## SHORT EXERCISE:
Pick out every line of the entries below where "Scheinwerfers" occurs, and copy those lines.

Items from a dataset:
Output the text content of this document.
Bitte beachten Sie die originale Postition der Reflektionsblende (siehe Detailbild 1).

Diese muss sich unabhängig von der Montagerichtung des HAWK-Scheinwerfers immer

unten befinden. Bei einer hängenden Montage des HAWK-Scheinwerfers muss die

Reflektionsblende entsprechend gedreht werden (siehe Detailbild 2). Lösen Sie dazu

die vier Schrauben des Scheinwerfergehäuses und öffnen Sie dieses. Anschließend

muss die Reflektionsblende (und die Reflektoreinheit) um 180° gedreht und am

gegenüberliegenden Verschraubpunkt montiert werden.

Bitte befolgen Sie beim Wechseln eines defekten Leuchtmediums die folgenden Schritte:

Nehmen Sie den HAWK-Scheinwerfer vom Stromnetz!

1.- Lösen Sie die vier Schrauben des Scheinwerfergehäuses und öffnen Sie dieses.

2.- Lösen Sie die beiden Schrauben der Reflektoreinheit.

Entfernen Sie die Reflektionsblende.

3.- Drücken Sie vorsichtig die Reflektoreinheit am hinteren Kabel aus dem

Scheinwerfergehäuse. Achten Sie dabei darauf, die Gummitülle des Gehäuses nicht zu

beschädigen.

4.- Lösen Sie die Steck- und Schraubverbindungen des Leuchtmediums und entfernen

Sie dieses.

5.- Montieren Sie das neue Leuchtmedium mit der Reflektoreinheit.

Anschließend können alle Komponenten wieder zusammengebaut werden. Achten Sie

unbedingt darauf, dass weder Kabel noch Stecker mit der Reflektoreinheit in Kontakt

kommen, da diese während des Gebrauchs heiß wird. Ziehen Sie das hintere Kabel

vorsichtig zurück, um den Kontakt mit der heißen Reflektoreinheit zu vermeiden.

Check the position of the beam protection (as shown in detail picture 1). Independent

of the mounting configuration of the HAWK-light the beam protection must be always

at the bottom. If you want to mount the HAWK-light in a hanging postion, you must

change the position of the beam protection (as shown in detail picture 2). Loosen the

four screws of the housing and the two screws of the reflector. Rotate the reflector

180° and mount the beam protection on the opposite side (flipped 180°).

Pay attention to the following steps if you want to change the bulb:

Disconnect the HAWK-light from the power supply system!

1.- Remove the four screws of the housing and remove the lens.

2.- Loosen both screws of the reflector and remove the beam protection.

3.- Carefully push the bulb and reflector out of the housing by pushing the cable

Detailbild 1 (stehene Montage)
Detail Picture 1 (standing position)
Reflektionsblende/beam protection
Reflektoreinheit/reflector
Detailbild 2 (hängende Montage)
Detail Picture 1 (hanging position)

## TASK RESPONSE:
Diese muss sich unabhängig von der Montagerichtung des HAWK-Scheinwerfers immer
unten befinden. Bei einer hängenden Montage des HAWK-Scheinwerfers muss die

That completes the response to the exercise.